● **REQUIRED WORK**: Reproduce all the entries exactly.

● **RECORDS SHOWN**:
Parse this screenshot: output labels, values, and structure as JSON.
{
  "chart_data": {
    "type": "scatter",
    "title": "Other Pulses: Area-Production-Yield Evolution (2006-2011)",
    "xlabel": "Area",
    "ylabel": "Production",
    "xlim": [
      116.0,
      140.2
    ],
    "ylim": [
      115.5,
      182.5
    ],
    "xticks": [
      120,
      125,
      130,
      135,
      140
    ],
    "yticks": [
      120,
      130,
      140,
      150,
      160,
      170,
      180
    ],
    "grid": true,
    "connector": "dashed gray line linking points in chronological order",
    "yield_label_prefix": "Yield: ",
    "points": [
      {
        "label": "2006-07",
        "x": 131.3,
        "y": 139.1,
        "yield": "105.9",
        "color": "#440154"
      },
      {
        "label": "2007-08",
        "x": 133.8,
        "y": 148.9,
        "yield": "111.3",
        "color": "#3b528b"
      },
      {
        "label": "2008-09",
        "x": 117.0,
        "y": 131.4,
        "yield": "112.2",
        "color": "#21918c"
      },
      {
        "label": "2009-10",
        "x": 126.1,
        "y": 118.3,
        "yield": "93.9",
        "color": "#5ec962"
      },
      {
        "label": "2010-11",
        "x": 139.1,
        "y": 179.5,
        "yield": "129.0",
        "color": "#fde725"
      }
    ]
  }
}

● **COMPLETED EXERCISE**:
Parse this screenshot: output labels, values, and structure as JSON.
{
  "chart_data": {
    "type": "scatter",
    "title": "Other Pulses: Area-Production-Yield Evolution (2006-2011)",
    "xlabel": "Area",
    "ylabel": "Production",
    "xlim": [
      116.0,
      140.2
    ],
    "ylim": [
      115.5,
      182.5
    ],
    "xticks": [
      120,
      125,
      130,
      135,
      140
    ],
    "yticks": [
      120,
      130,
      140,
      150,
      160,
      170,
      180
    ],
    "grid": true,
    "connector": "dashed gray line linking points in chronological order",
    "yield_label_prefix": "Yield: ",
    "points": [
      {
        "label": "2006-07",
        "x": 131.3,
        "y": 139.1,
        "yield": "105.9",
        "color": "#440154"
      },
      {
        "label": "2007-08",
        "x": 133.8,
        "y": 148.9,
        "yield": "111.3",
        "color": "#3b528b"
      },
      {
        "label": "2008-09",
        "x": 117.0,
        "y": 131.4,
        "yield": "112.2",
        "color": "#21918c"
      },
      {
        "label": "2009-10",
        "x": 126.1,
        "y": 118.3,
        "yield": "93.9",
        "color": "#5ec962"
      },
      {
        "label": "2010-11",
        "x": 139.1,
        "y": 179.5,
        "yield": "129.0",
        "color": "#fde725"
      }
    ]
  }
}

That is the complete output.